▶ **Description of the task**
Pick out the lines below that include the string "Rosenkranz".

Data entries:
*****
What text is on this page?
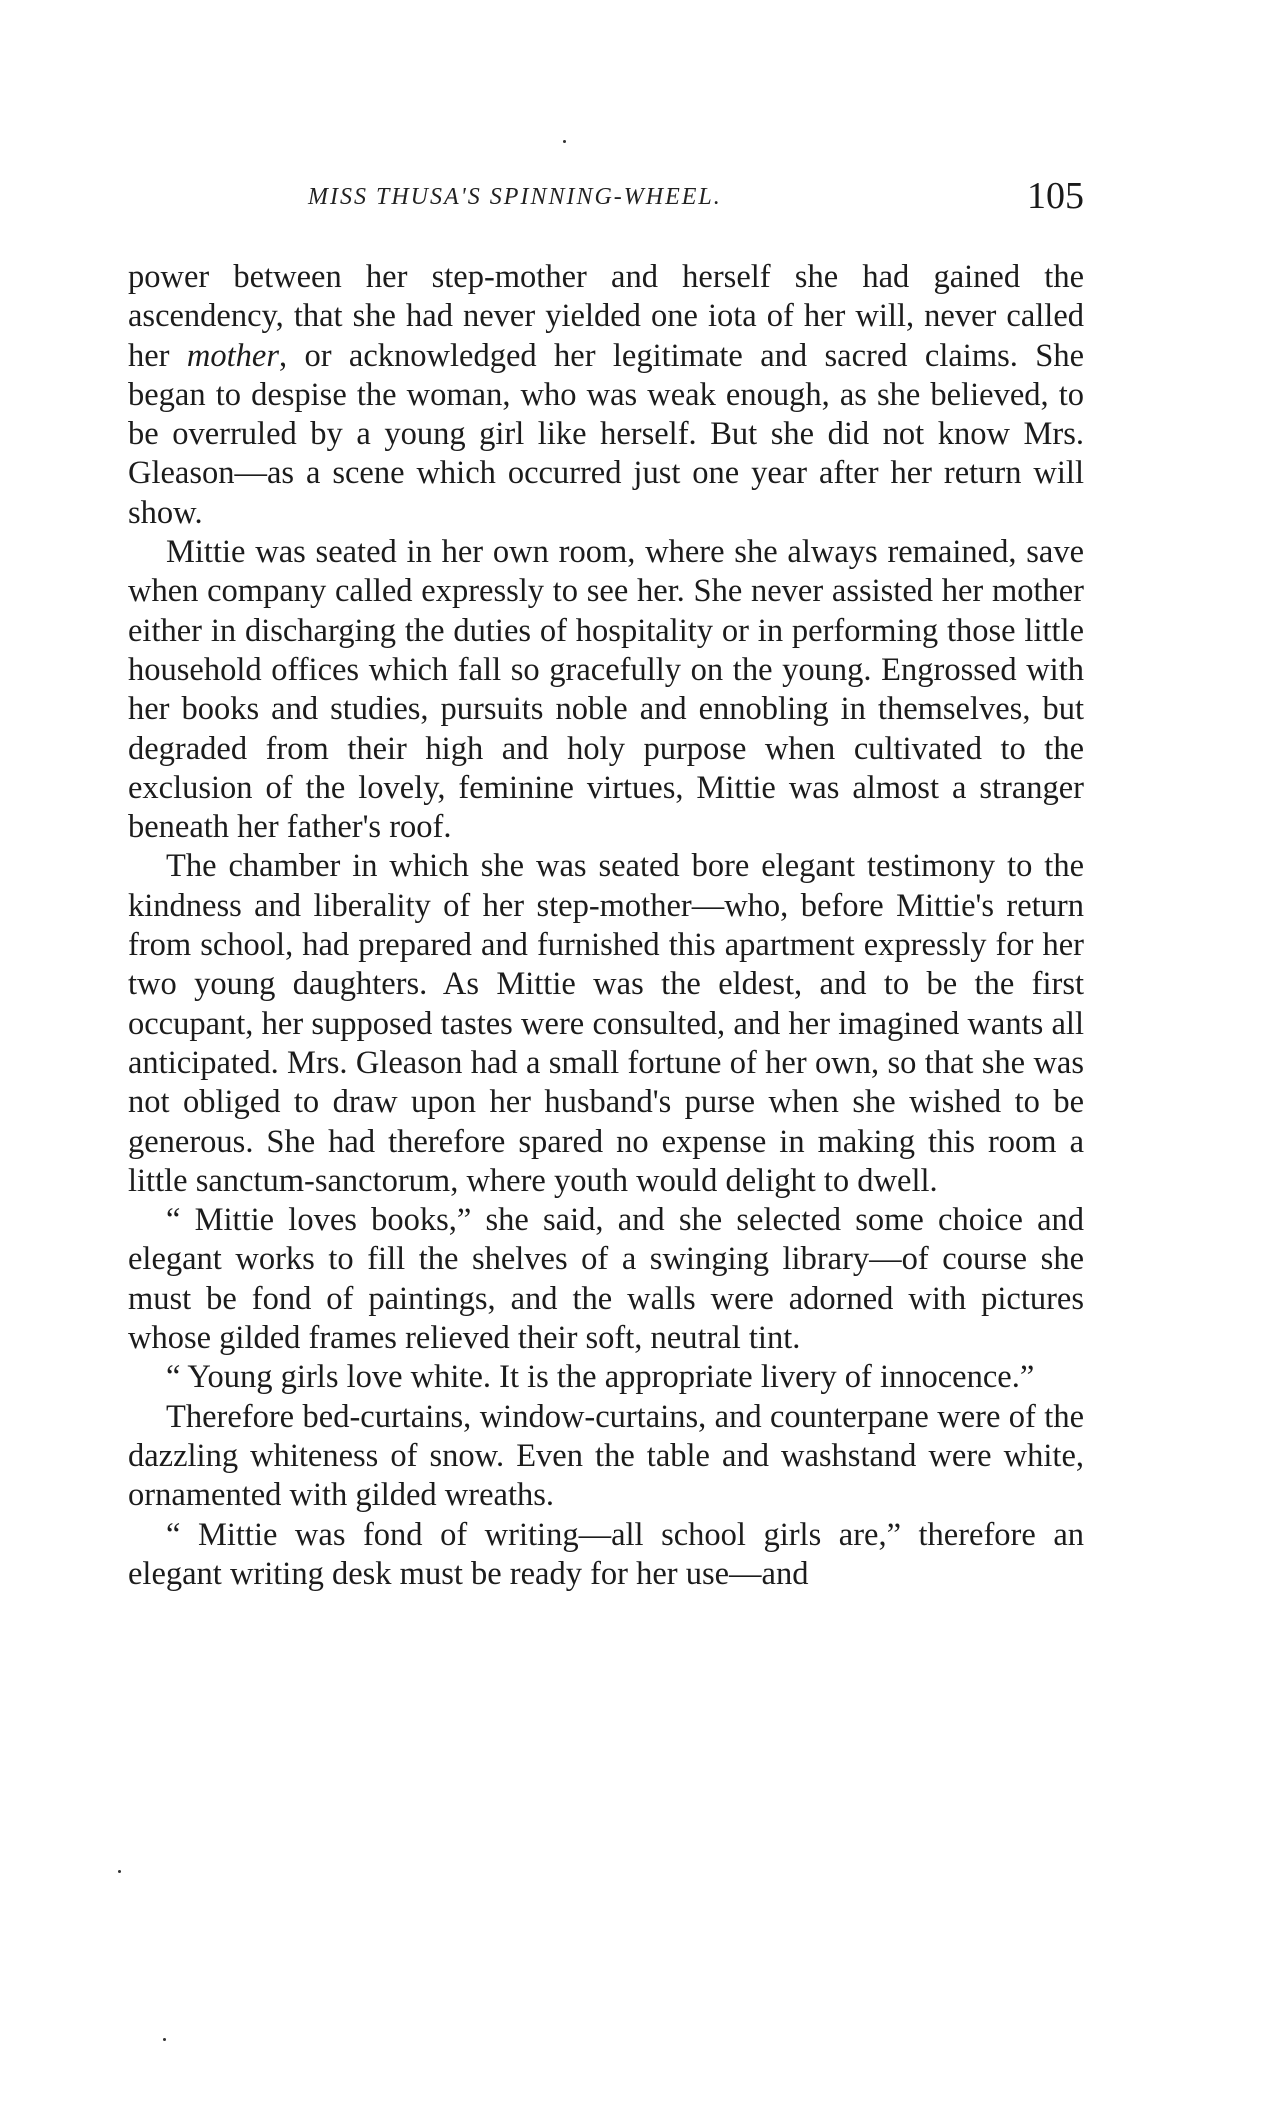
MISS THUSA'S SPINNING-WHEEL.	105

power between her step-mother and herself she had gained the ascendency, that she had never yielded one iota of her will, never called her mother, or acknowledged her legitimate and sacred claims. She began to despise the woman, who was weak enough, as she believed, to be overruled by a young girl like herself. But she did not know Mrs. Gleason—as a scene which occurred just one year after her return will show.

Mittie was seated in her own room, where she always remained, save when company called expressly to see her. She never assisted her mother either in discharging the duties of hospitality or in performing those little household offices which fall so gracefully on the young. Engrossed with her books and studies, pursuits noble and ennobling in themselves, but degraded from their high and holy purpose when cultivated to the exclusion of the lovely, feminine virtues, Mittie was almost a stranger beneath her father's roof.

The chamber in which she was seated bore elegant testimony to the kindness and liberality of her step-mother—who, before Mittie's return from school, had prepared and furnished this apartment expressly for her two young daughters. As Mittie was the eldest, and to be the first occupant, her supposed tastes were consulted, and her imagined wants all anticipated. Mrs. Gleason had a small fortune of her own, so that she was not obliged to draw upon her husband's purse when she wished to be generous. She had therefore spared no expense in making this room a little sanctum-sanctorum, where youth would delight to dwell.

“ Mittie loves books,” she said, and she selected some choice and elegant works to fill the shelves of a swinging library—of course she must be fond of paintings, and the walls were adorned with pictures whose gilded frames relieved their soft, neutral tint.

“ Young girls love white. It is the appropriate livery of innocence.”

Therefore bed-curtains, window-curtains, and counterpane were of the dazzling whiteness of snow. Even the table and washstand were white, ornamented with gilded wreaths.

“ Mittie was fond of writing—all school girls are,” therefore an elegant writing desk must be ready for her use—and
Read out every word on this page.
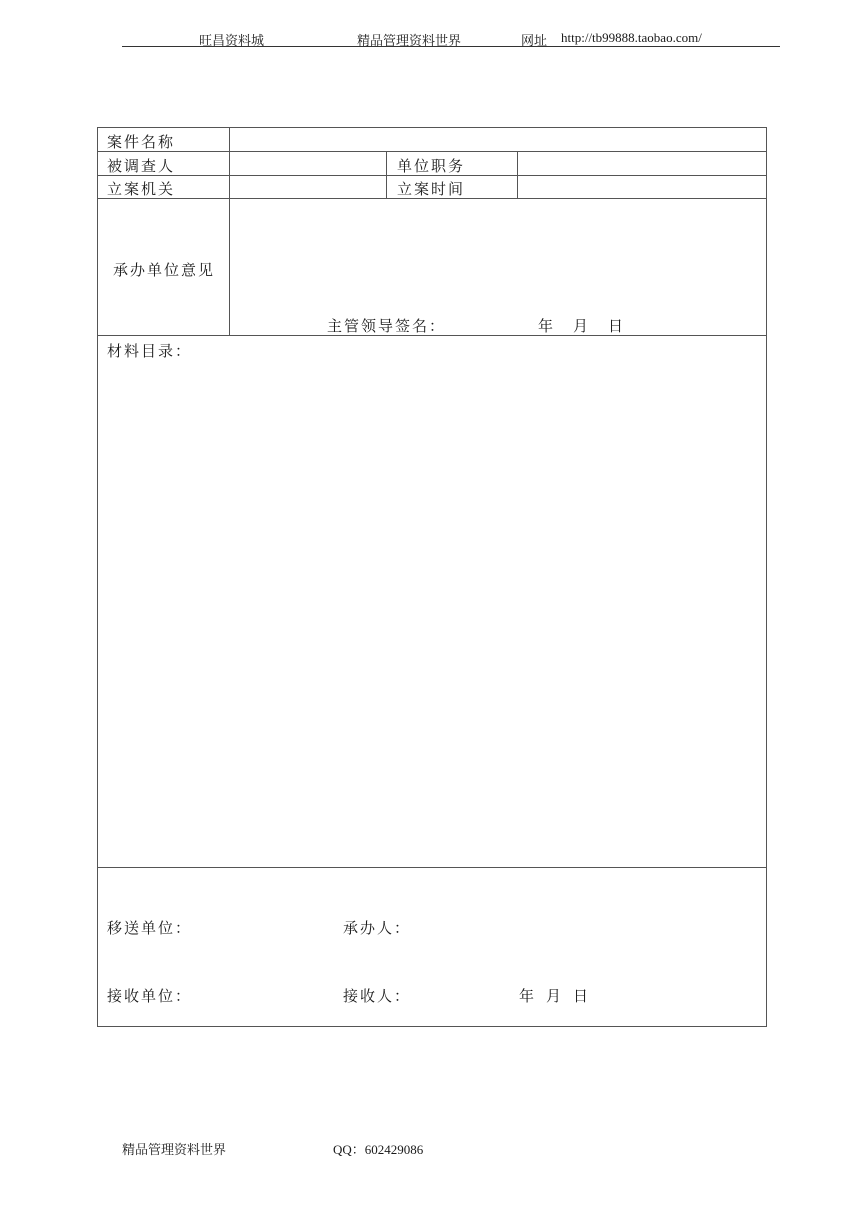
旺昌资料城	精品管理资料世界	网址 http://tb99888.taobao.com/
案件名称
被调查人	单位职务
立案机关	立案时间
承办单位意见
主管领导签名：	年 月 日
材料目录：
移送单位：	承办人：
接收单位：	接收人：	年 月 日
精品管理资料世界	QQ：602429086
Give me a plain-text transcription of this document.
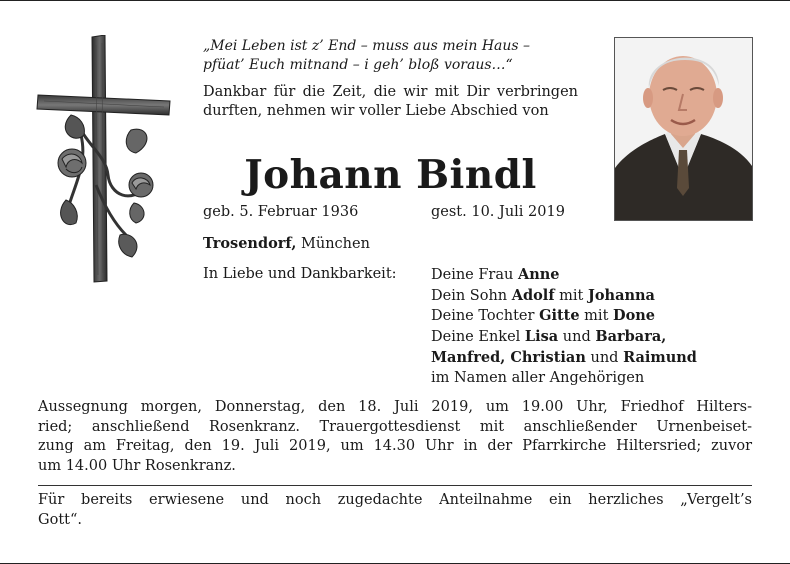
„Mei Leben ist z’ End – muss aus mein Haus –
pfüat’ Euch mitnand – i geh’ bloß voraus…“
Dankbar für die Zeit, die wir mit Dir verbringen durften, nehmen wir voller Liebe Abschied von
Johann Bindl
geb. 5. Februar 1936	gest. 10. Juli 2019
Trosendorf, München
In Liebe und Dankbarkeit: Deine Frau Anne
Dein Sohn Adolf mit Johanna
Deine Tochter Gitte mit Done
Deine Enkel Lisa und Barbara,
Manfred, Christian und Raimund
im Namen aller Angehörigen
Aussegnung morgen, Donnerstag, den 18. Juli 2019, um 19.00 Uhr, Friedhof Hilters-
ried; anschließend Rosenkranz. Trauergottesdienst mit anschließender Urnenbeiset-
zung am Freitag, den 19. Juli 2019, um 14.30 Uhr in der Pfarrkirche Hiltersried; zuvor
um 14.00 Uhr Rosenkranz.
Für bereits erwiesene und noch zugedachte Anteilnahme ein herzliches „Vergelt’s
Gott“.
*****
▶ **Reply to the task**
ried; anschließend Rosenkranz. Trauergottesdienst mit anschließender Urnenbeiset-
um 14.00 Uhr Rosenkranz.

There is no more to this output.